▸ **Problem description**: Read the lines that follow and pick out every one containing the word "затрат".

▸ **Extracted data**:
================================

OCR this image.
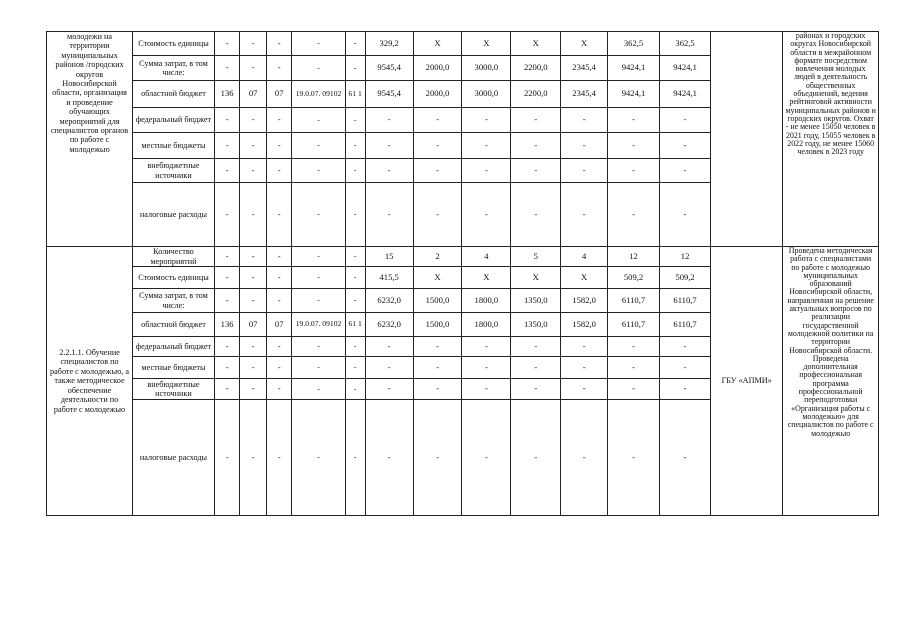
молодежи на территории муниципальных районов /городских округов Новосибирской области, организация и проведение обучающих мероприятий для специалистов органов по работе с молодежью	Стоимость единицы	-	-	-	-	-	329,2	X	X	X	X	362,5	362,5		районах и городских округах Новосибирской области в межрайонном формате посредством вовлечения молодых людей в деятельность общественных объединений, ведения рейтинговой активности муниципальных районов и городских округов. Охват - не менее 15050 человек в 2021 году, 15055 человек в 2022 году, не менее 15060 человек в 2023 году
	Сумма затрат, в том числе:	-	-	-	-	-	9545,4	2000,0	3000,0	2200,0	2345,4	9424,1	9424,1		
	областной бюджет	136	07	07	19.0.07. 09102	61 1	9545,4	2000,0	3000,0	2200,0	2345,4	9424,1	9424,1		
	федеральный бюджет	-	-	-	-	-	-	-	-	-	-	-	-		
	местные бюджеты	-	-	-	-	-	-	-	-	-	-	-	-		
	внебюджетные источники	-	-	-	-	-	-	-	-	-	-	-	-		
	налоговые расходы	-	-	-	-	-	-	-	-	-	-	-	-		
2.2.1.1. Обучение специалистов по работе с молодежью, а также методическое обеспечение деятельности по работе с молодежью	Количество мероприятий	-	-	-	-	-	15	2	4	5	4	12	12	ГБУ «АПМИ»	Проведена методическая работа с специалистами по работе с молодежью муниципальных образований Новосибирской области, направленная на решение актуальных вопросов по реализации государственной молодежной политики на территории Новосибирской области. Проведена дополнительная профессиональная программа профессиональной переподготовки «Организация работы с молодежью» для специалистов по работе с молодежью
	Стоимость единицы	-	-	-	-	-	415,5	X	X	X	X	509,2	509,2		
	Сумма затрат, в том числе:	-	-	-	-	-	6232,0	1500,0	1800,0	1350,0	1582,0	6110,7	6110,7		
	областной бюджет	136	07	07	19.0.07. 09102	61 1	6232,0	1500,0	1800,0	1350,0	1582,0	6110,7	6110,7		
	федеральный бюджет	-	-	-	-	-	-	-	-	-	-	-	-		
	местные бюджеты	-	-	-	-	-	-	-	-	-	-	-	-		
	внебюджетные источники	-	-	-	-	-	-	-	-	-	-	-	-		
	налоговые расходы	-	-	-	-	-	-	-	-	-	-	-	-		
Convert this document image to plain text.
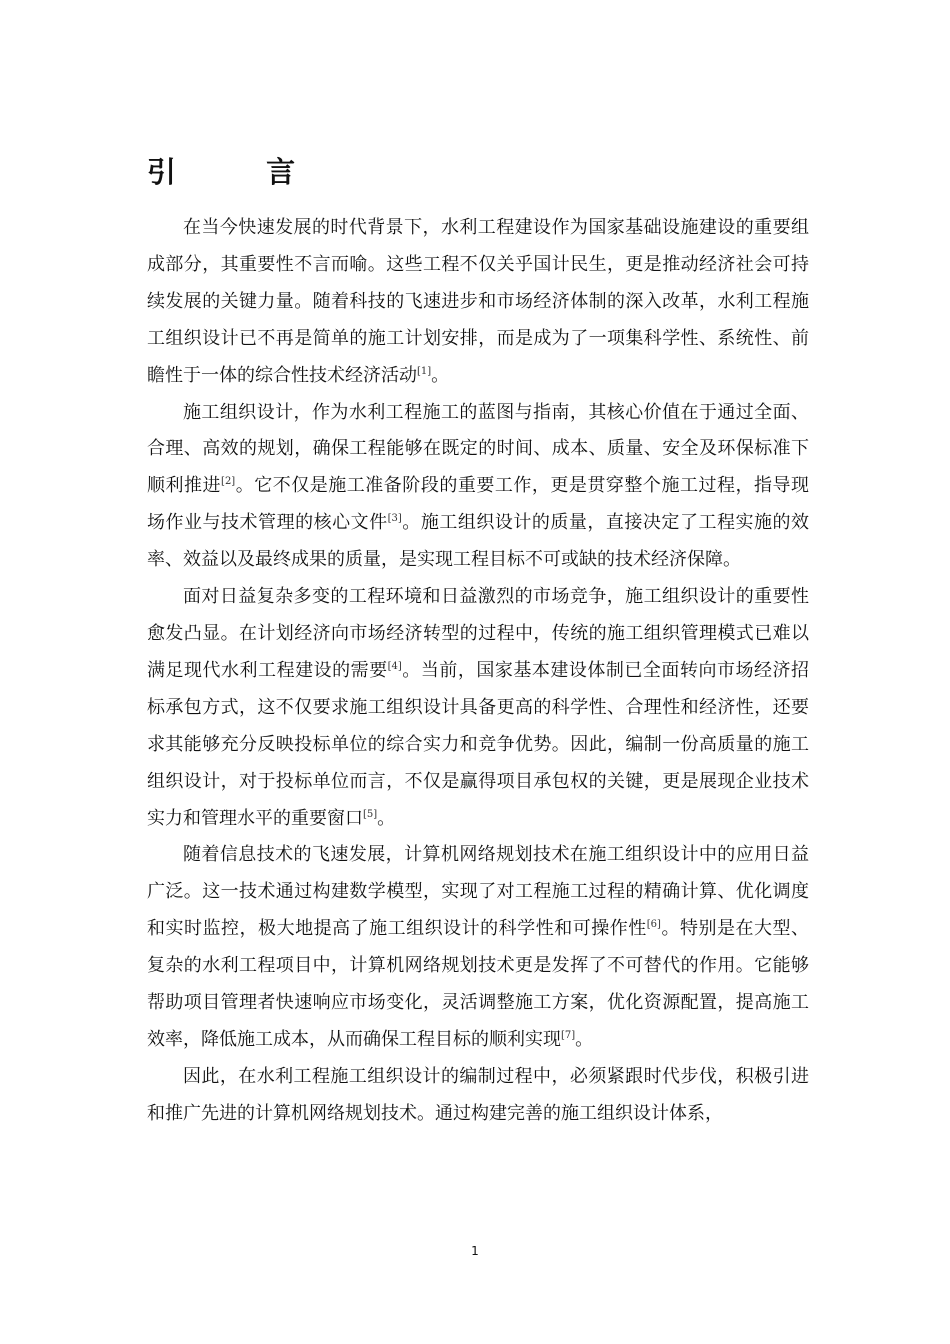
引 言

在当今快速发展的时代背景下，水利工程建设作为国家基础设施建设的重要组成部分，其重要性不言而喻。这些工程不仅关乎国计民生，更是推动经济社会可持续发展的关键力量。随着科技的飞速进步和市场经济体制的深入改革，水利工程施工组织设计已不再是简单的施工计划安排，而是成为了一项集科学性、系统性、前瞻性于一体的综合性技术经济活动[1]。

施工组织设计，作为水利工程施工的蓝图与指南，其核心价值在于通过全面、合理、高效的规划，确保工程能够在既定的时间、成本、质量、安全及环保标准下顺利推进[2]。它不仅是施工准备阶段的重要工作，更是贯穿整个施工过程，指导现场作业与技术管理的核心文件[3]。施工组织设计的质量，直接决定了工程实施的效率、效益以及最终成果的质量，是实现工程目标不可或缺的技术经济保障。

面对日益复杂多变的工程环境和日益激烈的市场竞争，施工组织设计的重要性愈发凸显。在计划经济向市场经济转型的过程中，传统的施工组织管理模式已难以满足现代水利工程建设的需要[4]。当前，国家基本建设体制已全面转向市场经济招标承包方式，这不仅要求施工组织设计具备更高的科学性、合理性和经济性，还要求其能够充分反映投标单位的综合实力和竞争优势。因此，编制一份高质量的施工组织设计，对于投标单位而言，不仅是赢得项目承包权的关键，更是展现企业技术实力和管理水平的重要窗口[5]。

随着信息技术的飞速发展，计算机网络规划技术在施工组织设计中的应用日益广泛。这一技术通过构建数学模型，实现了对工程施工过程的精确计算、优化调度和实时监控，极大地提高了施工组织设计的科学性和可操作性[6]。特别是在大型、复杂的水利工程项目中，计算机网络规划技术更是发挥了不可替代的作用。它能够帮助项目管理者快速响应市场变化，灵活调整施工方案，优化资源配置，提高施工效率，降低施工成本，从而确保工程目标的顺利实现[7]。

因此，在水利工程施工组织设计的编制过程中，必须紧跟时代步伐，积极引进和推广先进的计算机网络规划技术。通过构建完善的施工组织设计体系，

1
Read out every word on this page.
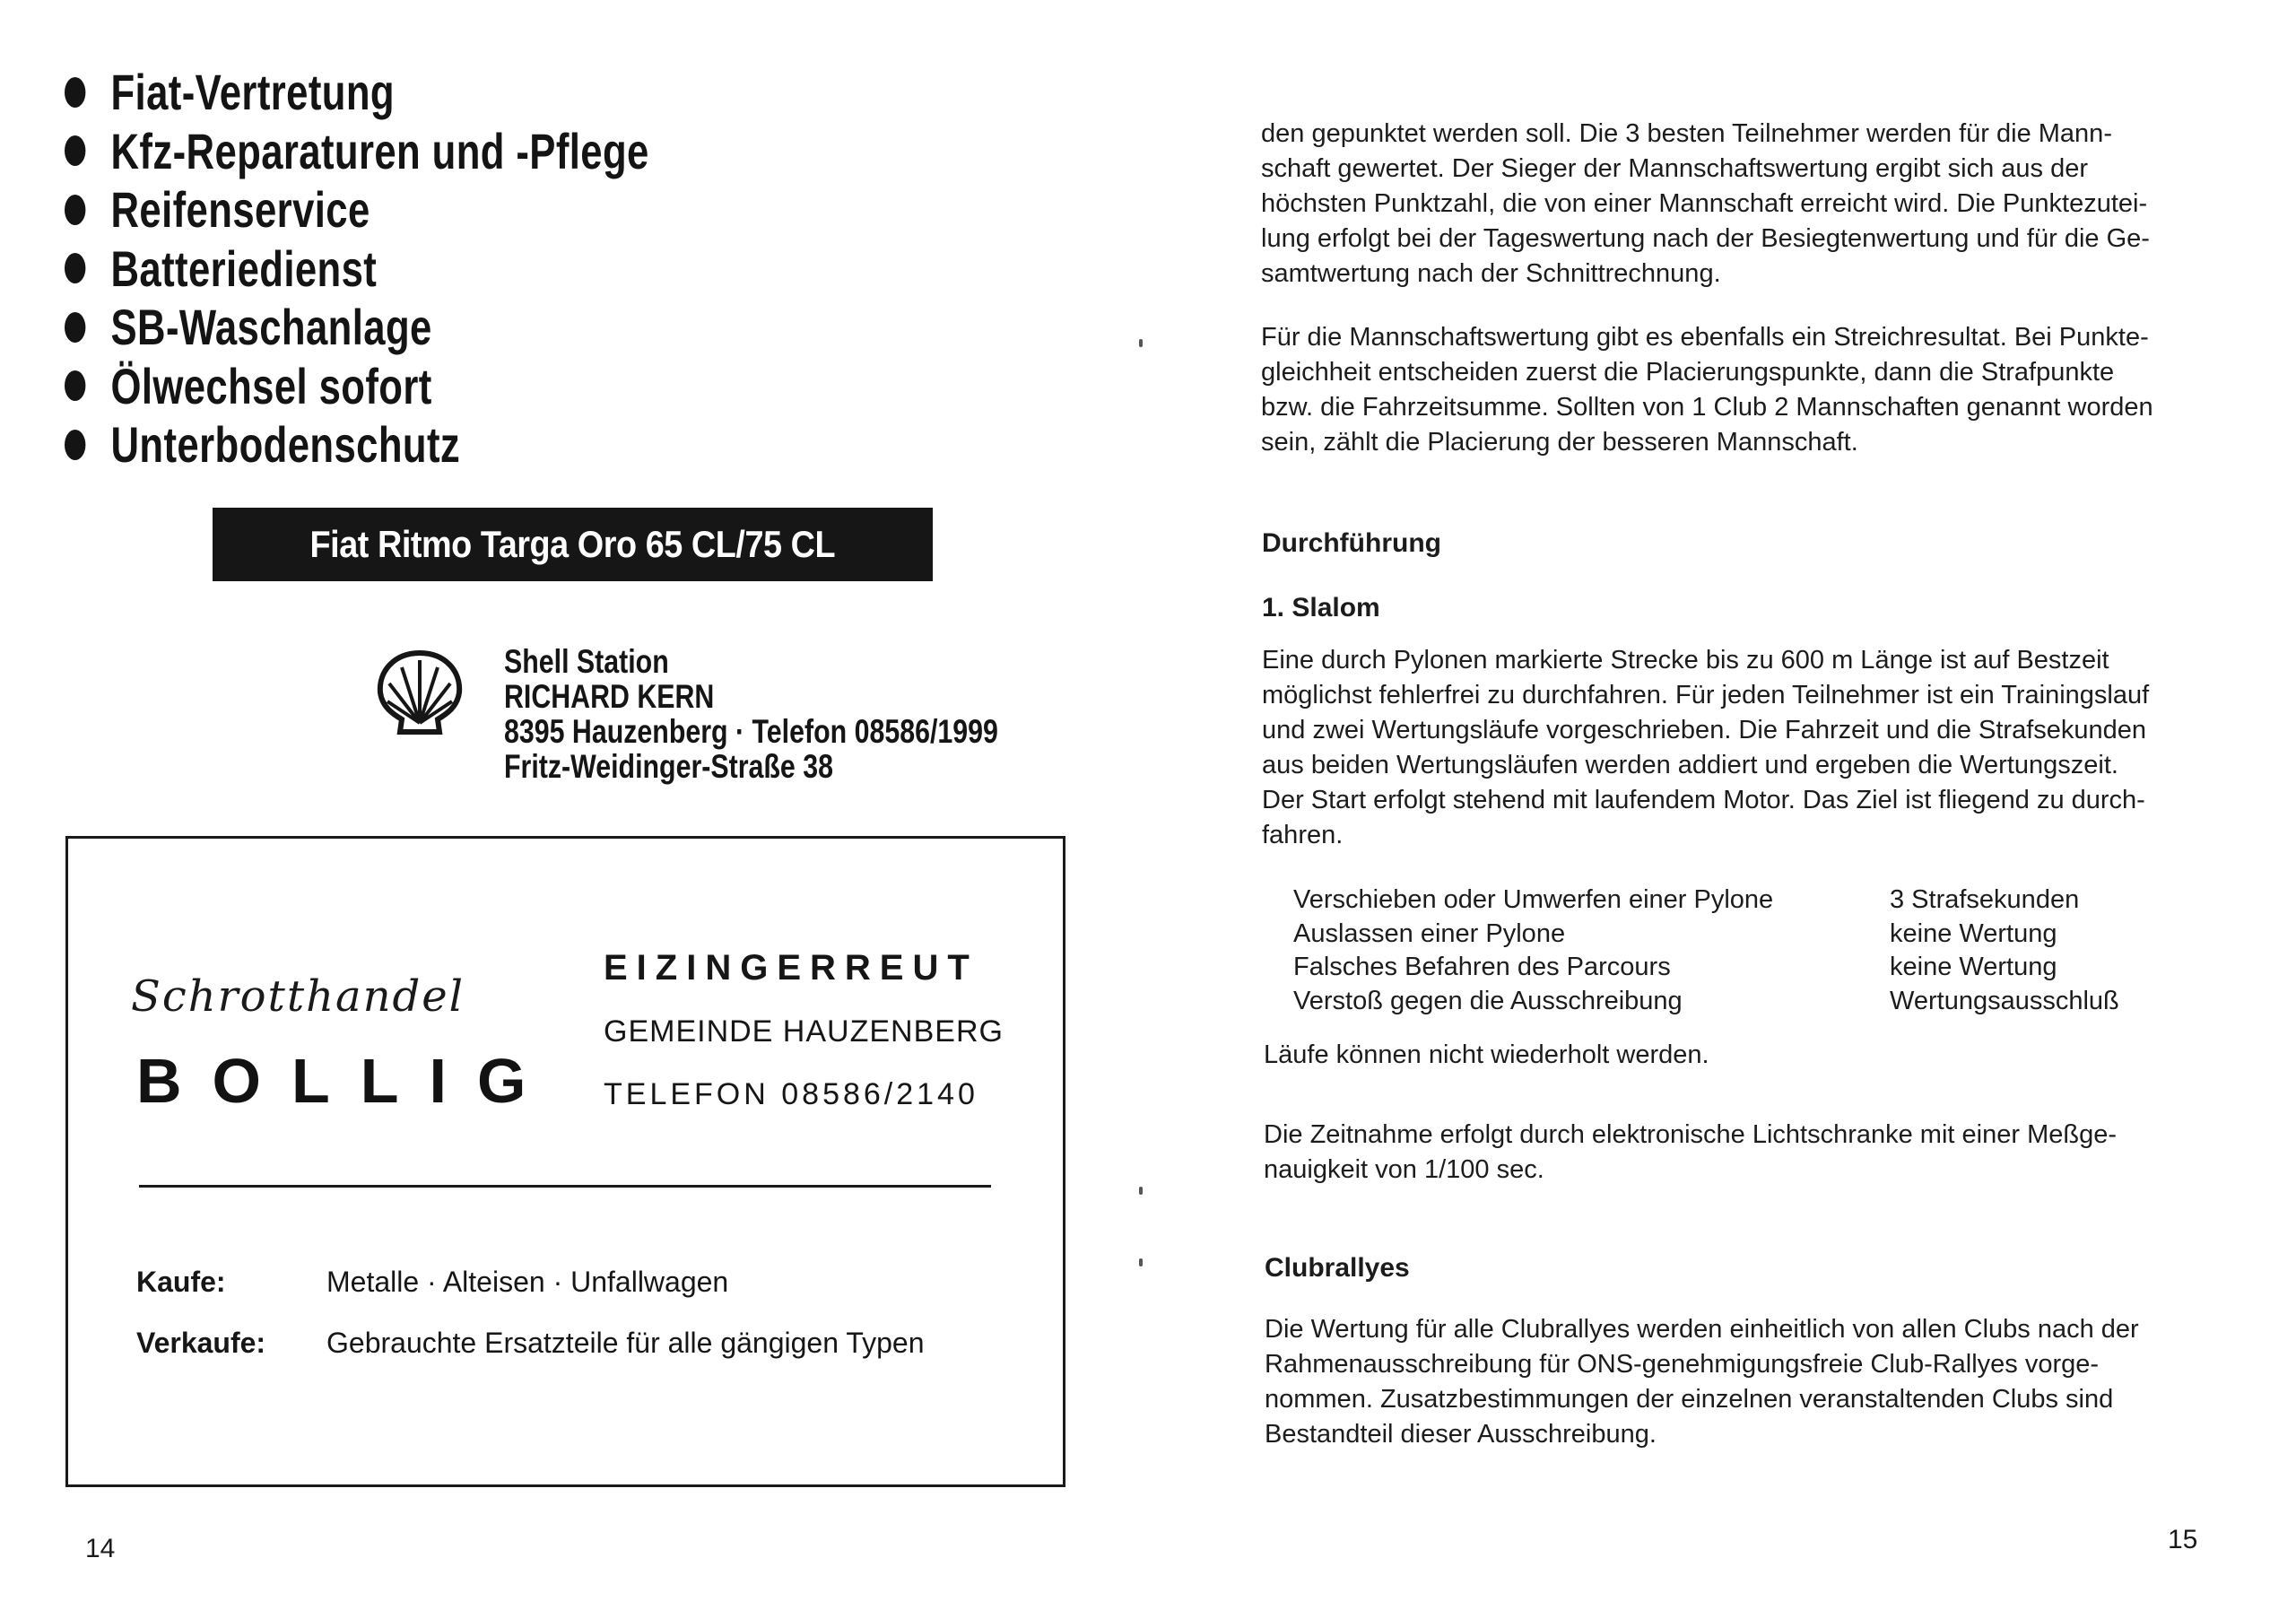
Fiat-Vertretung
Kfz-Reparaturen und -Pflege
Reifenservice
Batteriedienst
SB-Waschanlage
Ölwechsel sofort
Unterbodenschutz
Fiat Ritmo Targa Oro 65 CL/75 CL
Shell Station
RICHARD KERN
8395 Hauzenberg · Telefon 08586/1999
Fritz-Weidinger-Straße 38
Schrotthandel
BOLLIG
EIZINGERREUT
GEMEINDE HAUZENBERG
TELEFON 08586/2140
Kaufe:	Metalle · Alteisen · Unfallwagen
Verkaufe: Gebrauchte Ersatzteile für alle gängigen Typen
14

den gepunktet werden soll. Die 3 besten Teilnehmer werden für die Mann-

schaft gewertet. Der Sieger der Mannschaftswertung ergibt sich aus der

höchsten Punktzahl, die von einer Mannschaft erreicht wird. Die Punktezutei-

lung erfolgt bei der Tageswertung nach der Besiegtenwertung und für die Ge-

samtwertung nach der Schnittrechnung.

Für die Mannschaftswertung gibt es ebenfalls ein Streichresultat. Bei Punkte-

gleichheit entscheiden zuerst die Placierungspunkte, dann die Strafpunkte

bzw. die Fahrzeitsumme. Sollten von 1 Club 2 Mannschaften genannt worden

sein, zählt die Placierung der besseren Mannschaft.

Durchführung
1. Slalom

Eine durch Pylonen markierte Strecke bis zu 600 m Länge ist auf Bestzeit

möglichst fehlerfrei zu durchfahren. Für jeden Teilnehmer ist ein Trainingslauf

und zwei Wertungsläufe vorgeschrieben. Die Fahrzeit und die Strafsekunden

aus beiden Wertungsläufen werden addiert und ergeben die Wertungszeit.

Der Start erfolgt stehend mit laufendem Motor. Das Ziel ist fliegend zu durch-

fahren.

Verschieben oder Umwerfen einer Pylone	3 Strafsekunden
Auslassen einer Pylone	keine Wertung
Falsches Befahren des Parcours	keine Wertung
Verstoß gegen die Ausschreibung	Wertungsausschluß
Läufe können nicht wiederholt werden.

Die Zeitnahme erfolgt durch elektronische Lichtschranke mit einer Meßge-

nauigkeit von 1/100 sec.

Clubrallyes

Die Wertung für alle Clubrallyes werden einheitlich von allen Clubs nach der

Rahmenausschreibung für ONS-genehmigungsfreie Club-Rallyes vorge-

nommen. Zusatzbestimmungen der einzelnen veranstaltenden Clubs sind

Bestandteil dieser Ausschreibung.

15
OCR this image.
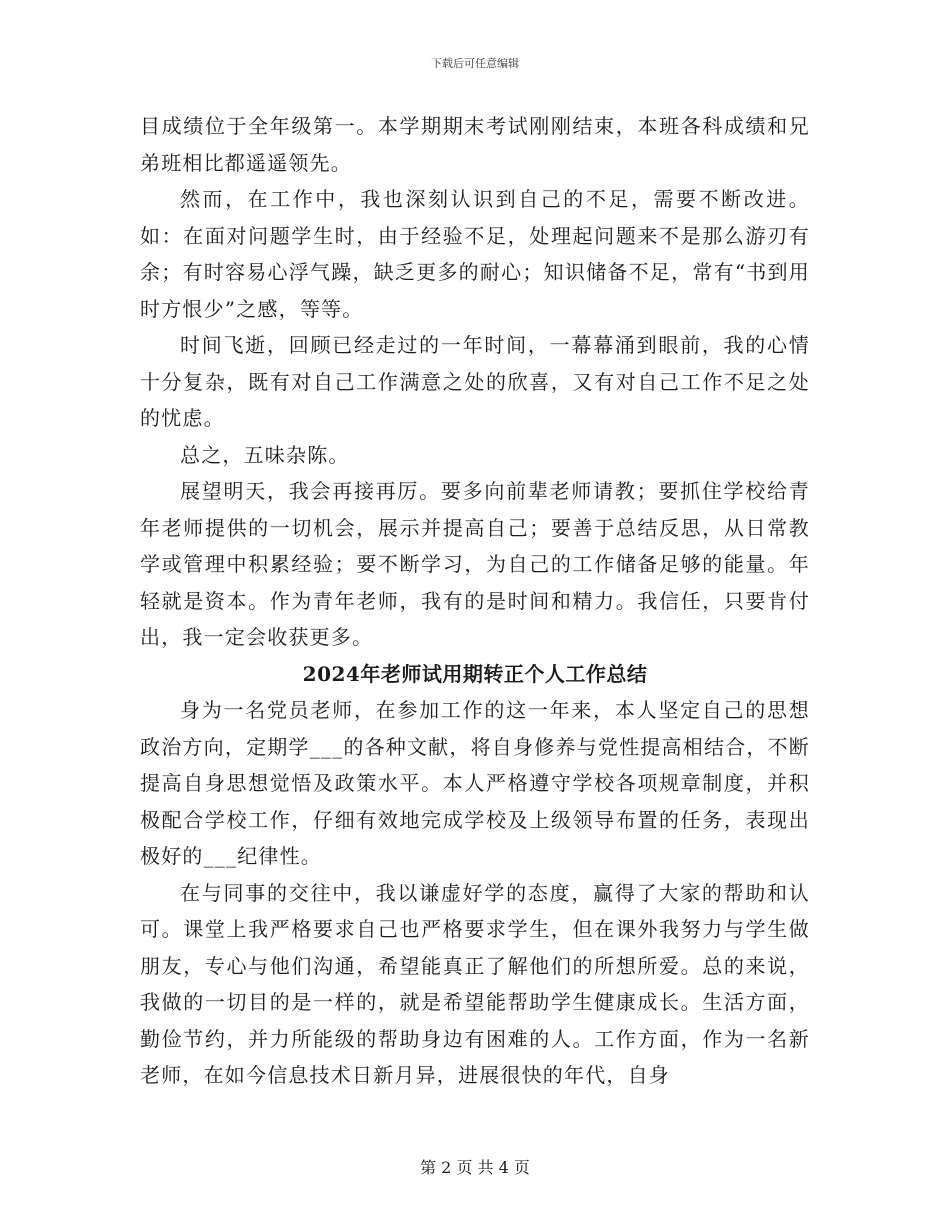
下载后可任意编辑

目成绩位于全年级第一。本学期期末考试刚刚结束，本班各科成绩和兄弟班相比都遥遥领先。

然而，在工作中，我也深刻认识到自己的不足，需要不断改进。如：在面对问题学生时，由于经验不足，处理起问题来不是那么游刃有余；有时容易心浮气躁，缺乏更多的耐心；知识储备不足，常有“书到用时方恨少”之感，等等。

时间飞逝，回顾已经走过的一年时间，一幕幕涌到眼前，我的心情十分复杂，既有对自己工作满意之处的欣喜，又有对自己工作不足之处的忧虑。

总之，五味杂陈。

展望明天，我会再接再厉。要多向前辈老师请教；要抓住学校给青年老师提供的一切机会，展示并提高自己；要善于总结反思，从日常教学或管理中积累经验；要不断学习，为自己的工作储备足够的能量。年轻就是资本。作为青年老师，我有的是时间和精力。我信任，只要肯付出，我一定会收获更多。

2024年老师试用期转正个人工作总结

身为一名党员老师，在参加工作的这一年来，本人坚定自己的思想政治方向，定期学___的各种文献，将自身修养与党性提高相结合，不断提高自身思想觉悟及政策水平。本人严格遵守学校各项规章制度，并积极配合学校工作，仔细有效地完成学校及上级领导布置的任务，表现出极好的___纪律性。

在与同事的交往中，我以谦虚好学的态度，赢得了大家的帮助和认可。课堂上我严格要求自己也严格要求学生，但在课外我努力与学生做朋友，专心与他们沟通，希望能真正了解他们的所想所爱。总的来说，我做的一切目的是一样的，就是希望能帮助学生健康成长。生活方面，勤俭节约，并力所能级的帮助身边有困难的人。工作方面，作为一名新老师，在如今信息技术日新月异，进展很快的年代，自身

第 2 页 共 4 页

================================

▸ **Exercise response**:
	Сумма затрат, в том числе:	-	-	-	-	-	9545,4	2000,0	3000,0	2200,0	2345,4	9424,1	9424,1		
	Сумма затрат, в том числе:	-	-	-	-	-	6232,0	1500,0	1800,0	1350,0	1582,0	6110,7	6110,7		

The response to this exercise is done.